─── Data shown
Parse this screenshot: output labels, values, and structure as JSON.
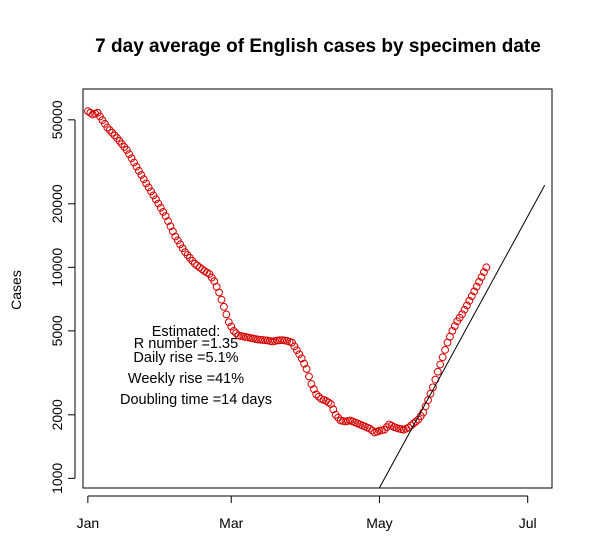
{
  "chart_data": {
    "type": "scatter",
    "title": "7 day average of English cases by specimen date",
    "xlabel": "",
    "ylabel": "Cases",
    "y_scale": "log",
    "xlim": [
      -2,
      191
    ],
    "ylim": [
      900,
      70000
    ],
    "x_ticks": [
      {
        "x": 0,
        "label": "Jan"
      },
      {
        "x": 59,
        "label": "Mar"
      },
      {
        "x": 120,
        "label": "May"
      },
      {
        "x": 181,
        "label": "Jul"
      }
    ],
    "y_ticks": [
      1000,
      2000,
      5000,
      10000,
      20000,
      50000
    ],
    "series_color": "#d40000",
    "key_points": [
      [
        0,
        55000
      ],
      [
        2,
        53000
      ],
      [
        4,
        54000
      ],
      [
        8,
        46000
      ],
      [
        12,
        41000
      ],
      [
        16,
        36000
      ],
      [
        20,
        30000
      ],
      [
        24,
        25000
      ],
      [
        28,
        21000
      ],
      [
        32,
        17500
      ],
      [
        36,
        14000
      ],
      [
        40,
        11800
      ],
      [
        44,
        10400
      ],
      [
        48,
        9600
      ],
      [
        50,
        9300
      ],
      [
        52,
        8600
      ],
      [
        54,
        7600
      ],
      [
        56,
        6500
      ],
      [
        58,
        5500
      ],
      [
        60,
        5000
      ],
      [
        62,
        4750
      ],
      [
        66,
        4650
      ],
      [
        70,
        4550
      ],
      [
        74,
        4500
      ],
      [
        76,
        4450
      ],
      [
        78,
        4500
      ],
      [
        80,
        4520
      ],
      [
        82,
        4480
      ],
      [
        84,
        4400
      ],
      [
        86,
        4050
      ],
      [
        88,
        3700
      ],
      [
        90,
        3300
      ],
      [
        92,
        2800
      ],
      [
        94,
        2500
      ],
      [
        96,
        2380
      ],
      [
        98,
        2330
      ],
      [
        100,
        2250
      ],
      [
        102,
        2000
      ],
      [
        104,
        1880
      ],
      [
        106,
        1860
      ],
      [
        108,
        1880
      ],
      [
        110,
        1840
      ],
      [
        112,
        1800
      ],
      [
        114,
        1760
      ],
      [
        116,
        1720
      ],
      [
        118,
        1650
      ],
      [
        120,
        1680
      ],
      [
        122,
        1700
      ],
      [
        124,
        1800
      ],
      [
        126,
        1750
      ],
      [
        128,
        1720
      ],
      [
        130,
        1700
      ],
      [
        132,
        1740
      ],
      [
        134,
        1820
      ],
      [
        136,
        1900
      ],
      [
        138,
        2050
      ],
      [
        140,
        2350
      ],
      [
        142,
        2700
      ],
      [
        144,
        3200
      ],
      [
        146,
        3750
      ],
      [
        148,
        4400
      ],
      [
        150,
        5000
      ],
      [
        152,
        5550
      ],
      [
        154,
        6000
      ],
      [
        156,
        6600
      ],
      [
        158,
        7300
      ],
      [
        160,
        8100
      ],
      [
        162,
        9000
      ],
      [
        164,
        10000
      ]
    ],
    "trend_line": {
      "from": [
        119,
        860
      ],
      "to": [
        188,
        24500
      ],
      "color": "#000000"
    },
    "annotations": [
      "Estimated:",
      "R number =1.35",
      "Daily rise =5.1%",
      "Weekly rise =41%",
      "Doubling time =14 days"
    ]
  }
}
──────
**Stated goal:**
Write the full listing out again with every line unchanged, but include no pictures.

**Final result:**
Parse this screenshot: output labels, values, and structure as JSON.
{
  "chart_data": {
    "type": "scatter",
    "title": "7 day average of English cases by specimen date",
    "xlabel": "",
    "ylabel": "Cases",
    "y_scale": "log",
    "xlim": [
      -2,
      191
    ],
    "ylim": [
      900,
      70000
    ],
    "x_ticks": [
      {
        "x": 0,
        "label": "Jan"
      },
      {
        "x": 59,
        "label": "Mar"
      },
      {
        "x": 120,
        "label": "May"
      },
      {
        "x": 181,
        "label": "Jul"
      }
    ],
    "y_ticks": [
      1000,
      2000,
      5000,
      10000,
      20000,
      50000
    ],
    "series_color": "#d40000",
    "key_points": [
      [
        0,
        55000
      ],
      [
        2,
        53000
      ],
      [
        4,
        54000
      ],
      [
        8,
        46000
      ],
      [
        12,
        41000
      ],
      [
        16,
        36000
      ],
      [
        20,
        30000
      ],
      [
        24,
        25000
      ],
      [
        28,
        21000
      ],
      [
        32,
        17500
      ],
      [
        36,
        14000
      ],
      [
        40,
        11800
      ],
      [
        44,
        10400
      ],
      [
        48,
        9600
      ],
      [
        50,
        9300
      ],
      [
        52,
        8600
      ],
      [
        54,
        7600
      ],
      [
        56,
        6500
      ],
      [
        58,
        5500
      ],
      [
        60,
        5000
      ],
      [
        62,
        4750
      ],
      [
        66,
        4650
      ],
      [
        70,
        4550
      ],
      [
        74,
        4500
      ],
      [
        76,
        4450
      ],
      [
        78,
        4500
      ],
      [
        80,
        4520
      ],
      [
        82,
        4480
      ],
      [
        84,
        4400
      ],
      [
        86,
        4050
      ],
      [
        88,
        3700
      ],
      [
        90,
        3300
      ],
      [
        92,
        2800
      ],
      [
        94,
        2500
      ],
      [
        96,
        2380
      ],
      [
        98,
        2330
      ],
      [
        100,
        2250
      ],
      [
        102,
        2000
      ],
      [
        104,
        1880
      ],
      [
        106,
        1860
      ],
      [
        108,
        1880
      ],
      [
        110,
        1840
      ],
      [
        112,
        1800
      ],
      [
        114,
        1760
      ],
      [
        116,
        1720
      ],
      [
        118,
        1650
      ],
      [
        120,
        1680
      ],
      [
        122,
        1700
      ],
      [
        124,
        1800
      ],
      [
        126,
        1750
      ],
      [
        128,
        1720
      ],
      [
        130,
        1700
      ],
      [
        132,
        1740
      ],
      [
        134,
        1820
      ],
      [
        136,
        1900
      ],
      [
        138,
        2050
      ],
      [
        140,
        2350
      ],
      [
        142,
        2700
      ],
      [
        144,
        3200
      ],
      [
        146,
        3750
      ],
      [
        148,
        4400
      ],
      [
        150,
        5000
      ],
      [
        152,
        5550
      ],
      [
        154,
        6000
      ],
      [
        156,
        6600
      ],
      [
        158,
        7300
      ],
      [
        160,
        8100
      ],
      [
        162,
        9000
      ],
      [
        164,
        10000
      ]
    ],
    "trend_line": {
      "from": [
        119,
        860
      ],
      "to": [
        188,
        24500
      ],
      "color": "#000000"
    },
    "annotations": [
      "Estimated:",
      "R number =1.35",
      "Daily rise =5.1%",
      "Weekly rise =41%",
      "Doubling time =14 days"
    ]
  }
}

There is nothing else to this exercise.